Spatial layout data
========================================
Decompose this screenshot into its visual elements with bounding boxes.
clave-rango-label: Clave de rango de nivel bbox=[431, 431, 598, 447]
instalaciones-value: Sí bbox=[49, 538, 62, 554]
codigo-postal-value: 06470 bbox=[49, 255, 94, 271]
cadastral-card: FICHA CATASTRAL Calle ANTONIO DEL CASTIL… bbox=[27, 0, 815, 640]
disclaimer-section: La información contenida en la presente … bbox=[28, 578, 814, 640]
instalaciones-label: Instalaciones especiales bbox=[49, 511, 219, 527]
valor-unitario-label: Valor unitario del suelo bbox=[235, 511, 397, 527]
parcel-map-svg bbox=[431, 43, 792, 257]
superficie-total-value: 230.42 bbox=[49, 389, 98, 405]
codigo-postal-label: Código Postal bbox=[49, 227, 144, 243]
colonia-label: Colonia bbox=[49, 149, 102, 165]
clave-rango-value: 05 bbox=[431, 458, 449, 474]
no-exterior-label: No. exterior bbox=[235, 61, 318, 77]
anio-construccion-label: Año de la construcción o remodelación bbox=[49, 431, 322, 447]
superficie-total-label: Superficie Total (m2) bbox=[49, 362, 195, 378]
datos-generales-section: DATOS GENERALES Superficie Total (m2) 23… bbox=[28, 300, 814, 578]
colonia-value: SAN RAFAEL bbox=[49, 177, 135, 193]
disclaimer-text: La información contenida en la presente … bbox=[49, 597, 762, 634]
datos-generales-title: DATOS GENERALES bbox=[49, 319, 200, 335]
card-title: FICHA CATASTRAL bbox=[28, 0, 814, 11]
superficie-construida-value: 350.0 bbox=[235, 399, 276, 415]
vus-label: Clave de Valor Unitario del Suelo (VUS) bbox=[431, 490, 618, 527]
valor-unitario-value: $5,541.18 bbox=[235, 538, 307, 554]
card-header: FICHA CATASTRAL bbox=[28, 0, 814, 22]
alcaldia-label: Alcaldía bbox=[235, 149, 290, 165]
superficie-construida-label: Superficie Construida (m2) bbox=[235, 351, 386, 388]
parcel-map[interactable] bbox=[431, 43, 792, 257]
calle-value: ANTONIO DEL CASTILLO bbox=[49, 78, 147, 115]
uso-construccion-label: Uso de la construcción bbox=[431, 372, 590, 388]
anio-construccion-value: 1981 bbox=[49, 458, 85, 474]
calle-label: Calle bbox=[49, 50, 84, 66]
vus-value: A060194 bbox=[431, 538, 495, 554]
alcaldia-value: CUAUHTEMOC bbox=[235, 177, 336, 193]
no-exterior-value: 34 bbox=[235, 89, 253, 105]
========================================
*Aim*. Print every line of the records above word for word, without changing anything.

*Solution for this exercise*.
Decompose this screenshot into its visual elements with bounding boxes.
clave-rango-label: Clave de rango de nivel bbox=[431, 431, 598, 447]
instalaciones-value: Sí bbox=[49, 538, 62, 554]
codigo-postal-value: 06470 bbox=[49, 255, 94, 271]
cadastral-card: FICHA CATASTRAL Calle ANTONIO DEL CASTIL… bbox=[27, 0, 815, 640]
disclaimer-section: La información contenida en la presente … bbox=[28, 578, 814, 640]
instalaciones-label: Instalaciones especiales bbox=[49, 511, 219, 527]
valor-unitario-label: Valor unitario del suelo bbox=[235, 511, 397, 527]
parcel-map-svg bbox=[431, 43, 792, 257]
superficie-total-value: 230.42 bbox=[49, 389, 98, 405]
codigo-postal-label: Código Postal bbox=[49, 227, 144, 243]
colonia-label: Colonia bbox=[49, 149, 102, 165]
clave-rango-value: 05 bbox=[431, 458, 449, 474]
no-exterior-label: No. exterior bbox=[235, 61, 318, 77]
anio-construccion-label: Año de la construcción o remodelación bbox=[49, 431, 322, 447]
superficie-total-label: Superficie Total (m2) bbox=[49, 362, 195, 378]
datos-generales-section: DATOS GENERALES Superficie Total (m2) 23… bbox=[28, 300, 814, 578]
colonia-value: SAN RAFAEL bbox=[49, 177, 135, 193]
disclaimer-text: La información contenida en la presente … bbox=[49, 597, 762, 634]
datos-generales-title: DATOS GENERALES bbox=[49, 319, 200, 335]
card-title: FICHA CATASTRAL bbox=[28, 0, 814, 11]
superficie-construida-value: 350.0 bbox=[235, 399, 276, 415]
vus-label: Clave de Valor Unitario del Suelo (VUS) bbox=[431, 490, 618, 527]
valor-unitario-value: $5,541.18 bbox=[235, 538, 307, 554]
card-header: FICHA CATASTRAL bbox=[28, 0, 814, 22]
alcaldia-label: Alcaldía bbox=[235, 149, 290, 165]
superficie-construida-label: Superficie Construida (m2) bbox=[235, 351, 386, 388]
parcel-map[interactable] bbox=[431, 43, 792, 257]
calle-value: ANTONIO DEL CASTILLO bbox=[49, 78, 147, 115]
uso-construccion-label: Uso de la construcción bbox=[431, 372, 590, 388]
anio-construccion-value: 1981 bbox=[49, 458, 85, 474]
calle-label: Calle bbox=[49, 50, 84, 66]
vus-value: A060194 bbox=[431, 538, 495, 554]
alcaldia-value: CUAUHTEMOC bbox=[235, 177, 336, 193]
no-exterior-value: 34 bbox=[235, 89, 253, 105]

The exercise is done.